-- START OF Excerpted records --

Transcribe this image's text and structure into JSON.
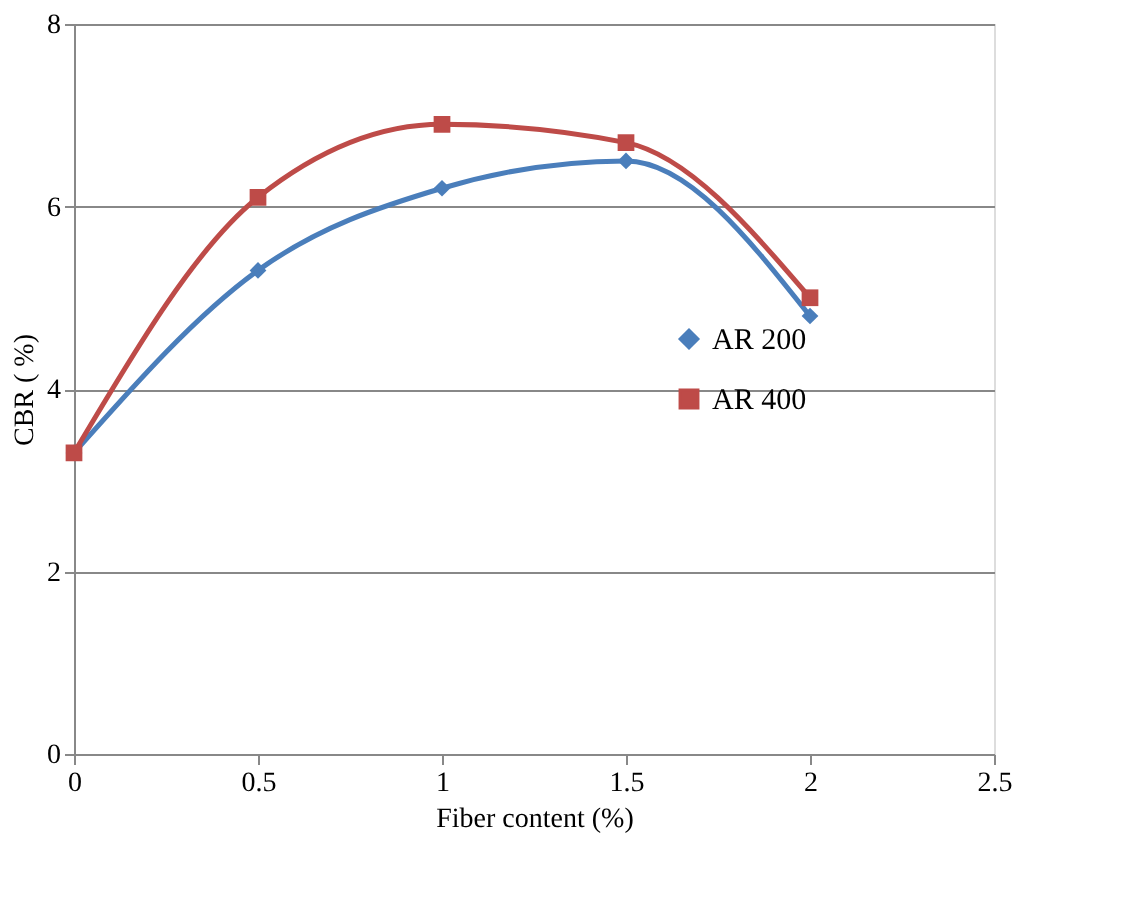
{
  "chart_data": {
    "type": "line",
    "xlabel": "Fiber content (%)",
    "ylabel": "CBR ( %)",
    "x": [
      0,
      0.5,
      1,
      1.5,
      2
    ],
    "series": [
      {
        "name": "AR 200",
        "color": "#4a7ebb",
        "marker": "diamond",
        "values": [
          3.3,
          5.3,
          6.2,
          6.5,
          4.8
        ]
      },
      {
        "name": "AR 400",
        "color": "#be4b48",
        "marker": "square",
        "values": [
          3.3,
          6.1,
          6.9,
          6.7,
          5.0
        ]
      }
    ],
    "xlim": [
      0,
      2.5
    ],
    "xticks": [
      0,
      0.5,
      1,
      1.5,
      2,
      2.5
    ],
    "ylim": [
      0,
      8
    ],
    "yticks": [
      0,
      2,
      4,
      6,
      8
    ],
    "grid": "y",
    "legend": "right",
    "line_style": "solid"
  }
}
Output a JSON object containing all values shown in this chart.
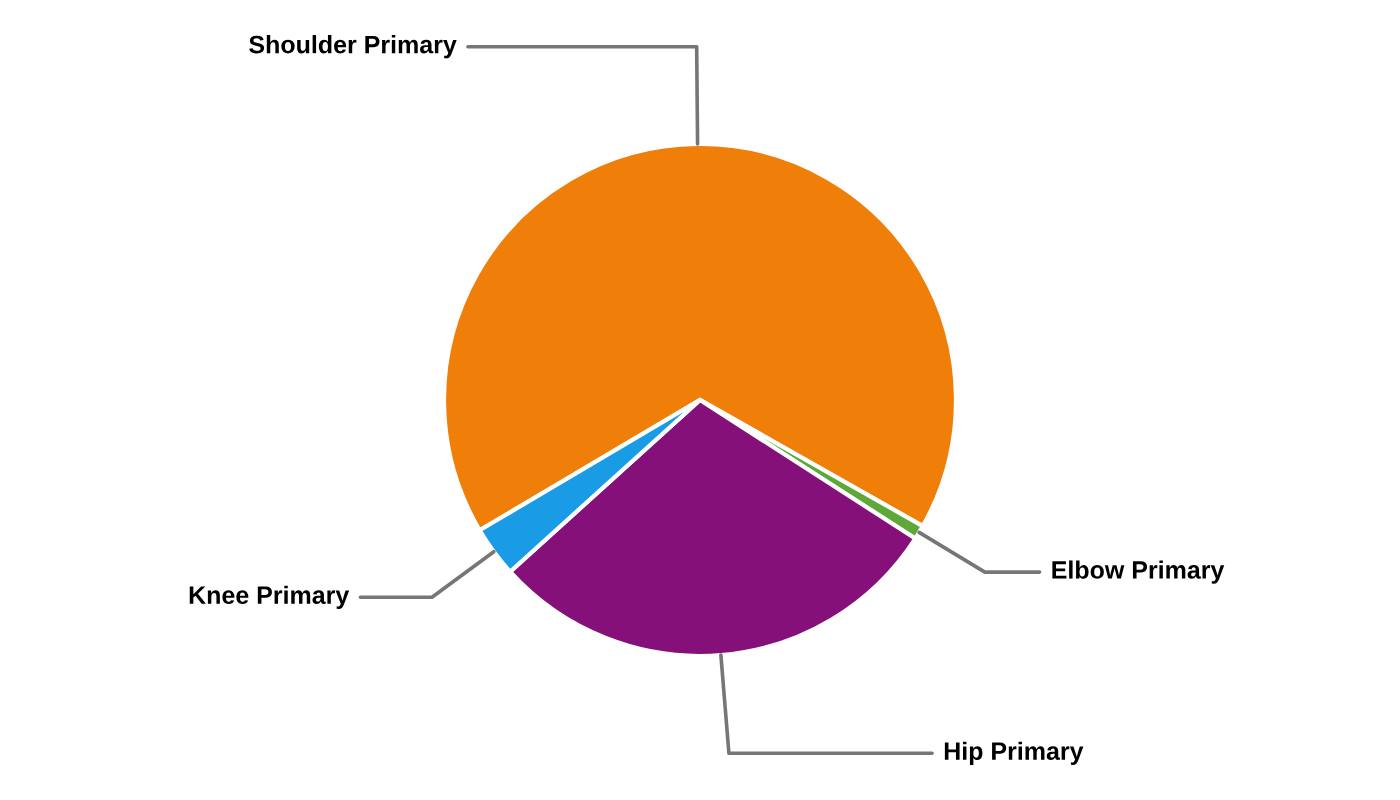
{
  "chart_data": {
    "type": "pie",
    "categories": [
      "Shoulder Primary",
      "Elbow Primary",
      "Hip Primary",
      "Knee Primary"
    ],
    "values": [
      66.7,
      0.9,
      29.2,
      3.2
    ],
    "colors": [
      "#f07f09",
      "#5ea83a",
      "#861079",
      "#1a9be6"
    ],
    "legend": false
  }
}
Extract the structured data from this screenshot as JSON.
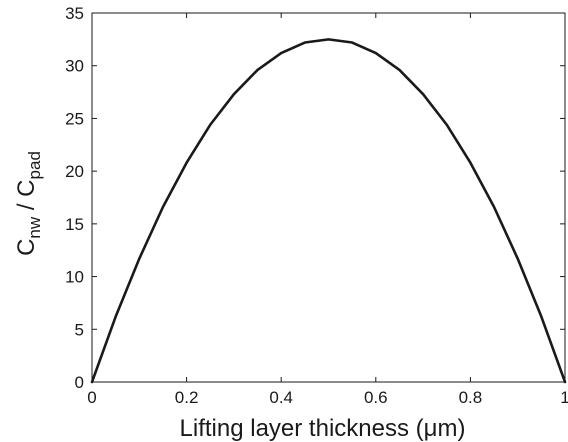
{
  "chart_data": {
    "type": "line",
    "title": "",
    "xlabel": "Lifting layer thickness (μm)",
    "ylabel": {
      "main1": "C",
      "sub1": "nw",
      "sep": " / ",
      "main2": "C",
      "sub2": "pad"
    },
    "xlim": [
      0,
      1
    ],
    "ylim": [
      0,
      35
    ],
    "xticks": [
      0,
      0.2,
      0.4,
      0.6,
      0.8,
      1
    ],
    "xtick_labels": [
      "0",
      "0.2",
      "0.4",
      "0.6",
      "0.8",
      "1"
    ],
    "yticks": [
      0,
      5,
      10,
      15,
      20,
      25,
      30,
      35
    ],
    "ytick_labels": [
      "0",
      "5",
      "10",
      "15",
      "20",
      "25",
      "30",
      "35"
    ],
    "grid": false,
    "legend": false,
    "series": [
      {
        "color": "#1a1a1a",
        "x": [
          0,
          0.05,
          0.1,
          0.15,
          0.2,
          0.25,
          0.3,
          0.35,
          0.4,
          0.45,
          0.5,
          0.55,
          0.6,
          0.65,
          0.7,
          0.75,
          0.8,
          0.85,
          0.9,
          0.95,
          1
        ],
        "y": [
          0,
          6.2,
          11.7,
          16.6,
          20.8,
          24.4,
          27.3,
          29.6,
          31.2,
          32.2,
          32.5,
          32.2,
          31.2,
          29.6,
          27.3,
          24.4,
          20.8,
          16.6,
          11.7,
          6.2,
          0
        ]
      }
    ]
  }
}
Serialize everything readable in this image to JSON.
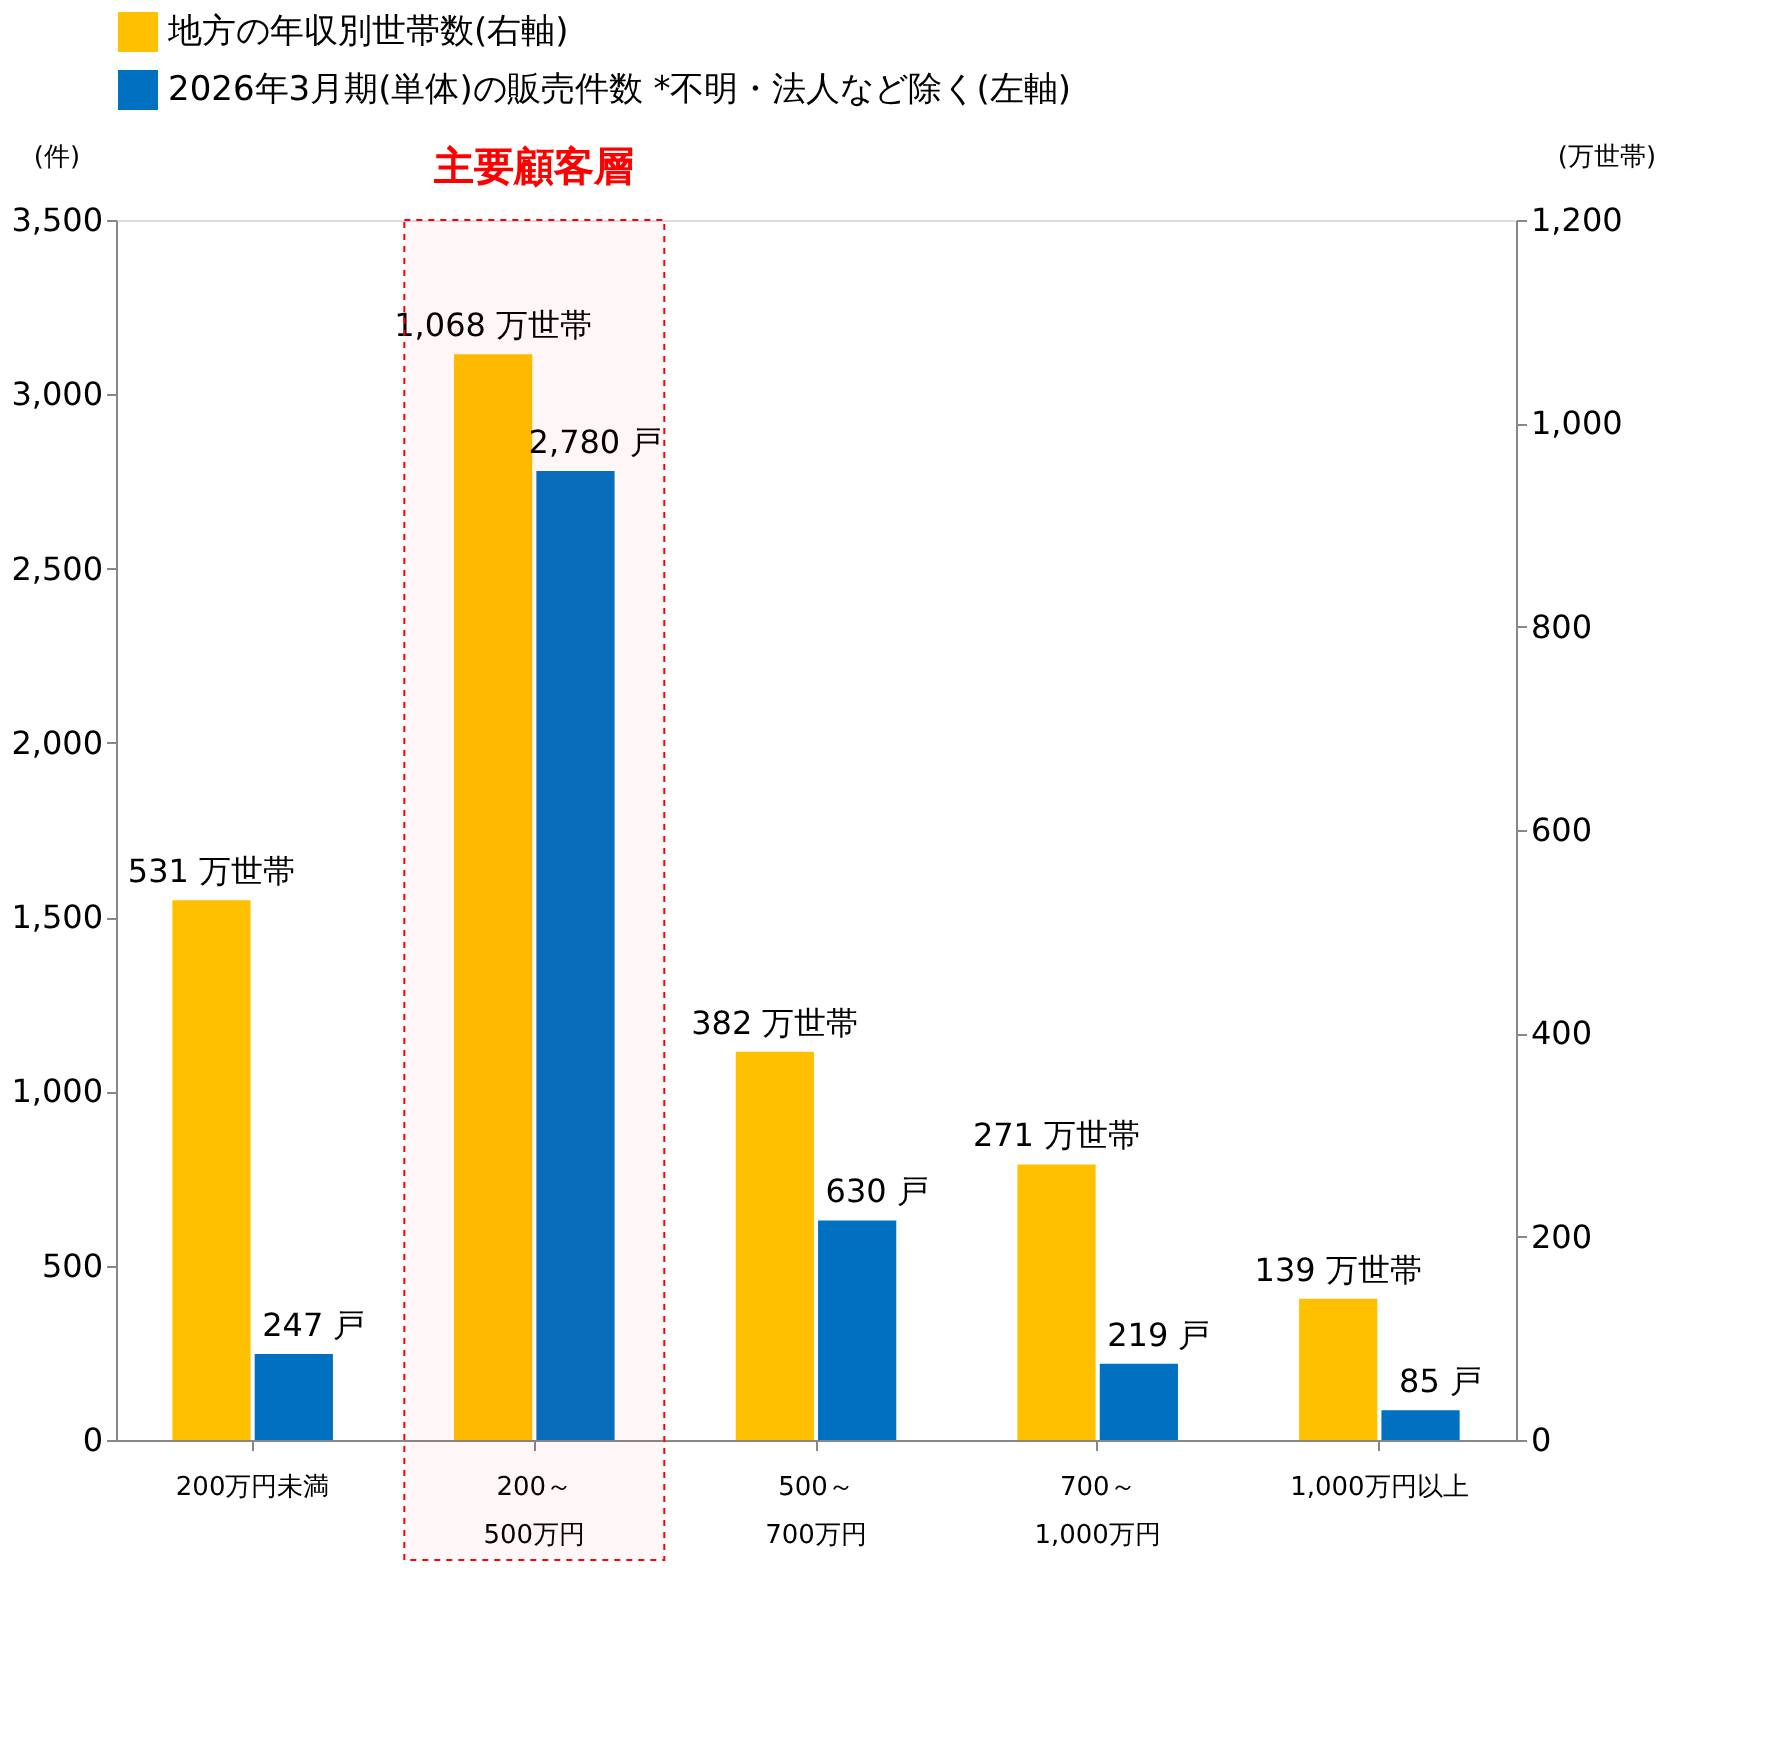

-- END OF Excerpted records --

__Required work__:
Beginning with the line that contains "Output a JSON", repeat every remaining line of the data exactly, the last line included, and omit pictures.

__Correct answer__:
Output a JSON object containing all values shown in this chart.
{
  "chart_data": {
    "type": "pie",
    "categories": [
      "Shoulder Primary",
      "Elbow Primary",
      "Hip Primary",
      "Knee Primary"
    ],
    "values": [
      66.7,
      0.9,
      29.2,
      3.2
    ],
    "colors": [
      "#f07f09",
      "#5ea83a",
      "#861079",
      "#1a9be6"
    ],
    "legend": false
  }
}
Extract the structured data from this screenshot as JSON.
{
  "chart_data": {
    "type": "line",
    "title": "",
    "xlabel": "Lifting layer thickness (μm)",
    "ylabel": {
      "main1": "C",
      "sub1": "nw",
      "sep": " / ",
      "main2": "C",
      "sub2": "pad"
    },
    "xlim": [
      0,
      1
    ],
    "ylim": [
      0,
      35
    ],
    "xticks": [
      0,
      0.2,
      0.4,
      0.6,
      0.8,
      1
    ],
    "xtick_labels": [
      "0",
      "0.2",
      "0.4",
      "0.6",
      "0.8",
      "1"
    ],
    "yticks": [
      0,
      5,
      10,
      15,
      20,
      25,
      30,
      35
    ],
    "ytick_labels": [
      "0",
      "5",
      "10",
      "15",
      "20",
      "25",
      "30",
      "35"
    ],
    "grid": false,
    "legend": false,
    "series": [
      {
        "color": "#1a1a1a",
        "x": [
          0,
          0.05,
          0.1,
          0.15,
          0.2,
          0.25,
          0.3,
          0.35,
          0.4,
          0.45,
          0.5,
          0.55,
          0.6,
          0.65,
          0.7,
          0.75,
          0.8,
          0.85,
          0.9,
          0.95,
          1
        ],
        "y": [
          0,
          6.2,
          11.7,
          16.6,
          20.8,
          24.4,
          27.3,
          29.6,
          31.2,
          32.2,
          32.5,
          32.2,
          31.2,
          29.6,
          27.3,
          24.4,
          20.8,
          16.6,
          11.7,
          6.2,
          0
        ]
      }
    ]
  }
}
Serialize everything readable in this image to JSON.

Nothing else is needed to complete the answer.